(Dataset records)
━━━
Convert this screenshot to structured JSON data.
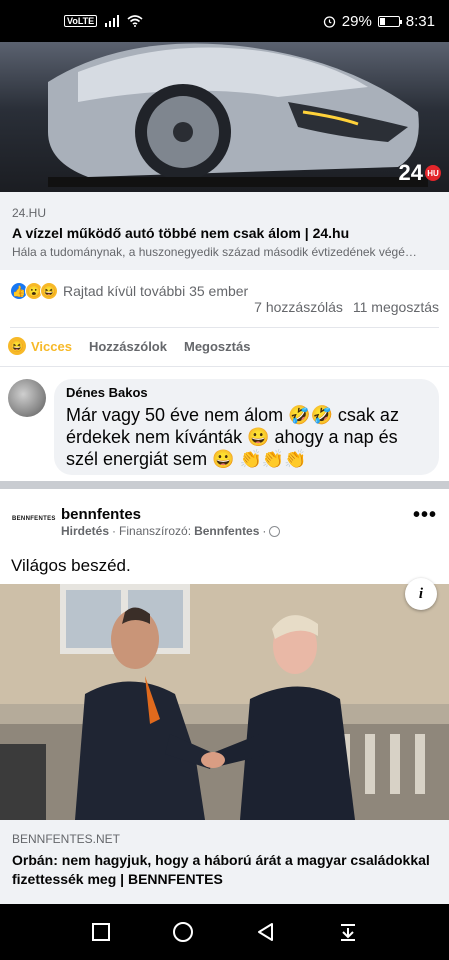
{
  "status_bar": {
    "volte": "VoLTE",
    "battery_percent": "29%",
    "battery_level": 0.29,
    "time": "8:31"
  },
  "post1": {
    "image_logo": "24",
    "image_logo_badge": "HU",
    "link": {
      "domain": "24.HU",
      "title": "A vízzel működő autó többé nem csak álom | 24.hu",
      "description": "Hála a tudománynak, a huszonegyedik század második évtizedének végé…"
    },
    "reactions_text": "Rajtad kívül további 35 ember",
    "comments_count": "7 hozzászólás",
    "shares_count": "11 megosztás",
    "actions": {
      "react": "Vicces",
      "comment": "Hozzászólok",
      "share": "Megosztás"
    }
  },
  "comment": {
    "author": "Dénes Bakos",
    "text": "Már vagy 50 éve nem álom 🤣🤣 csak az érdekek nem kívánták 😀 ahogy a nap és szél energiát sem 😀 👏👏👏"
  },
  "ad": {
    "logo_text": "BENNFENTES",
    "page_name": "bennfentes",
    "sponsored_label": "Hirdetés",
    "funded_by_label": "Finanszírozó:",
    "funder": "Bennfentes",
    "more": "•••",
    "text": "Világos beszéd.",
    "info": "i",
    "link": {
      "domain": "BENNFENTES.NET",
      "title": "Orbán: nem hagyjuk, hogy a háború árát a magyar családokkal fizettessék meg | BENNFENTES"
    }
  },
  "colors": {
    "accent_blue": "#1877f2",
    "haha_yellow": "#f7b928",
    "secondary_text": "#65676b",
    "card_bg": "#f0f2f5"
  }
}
━━━
■ **SET EXERCISE**:
In the listing, find every line containing the word "title" and list it.

■ **RESPONSE TO THE TASK**:
      "title": "A vízzel működő autó többé nem csak álom | 24.hu",
      "title": "Orbán: nem hagyjuk, hogy a háború árát a magyar családokkal fizettessék meg | BENNFENTES"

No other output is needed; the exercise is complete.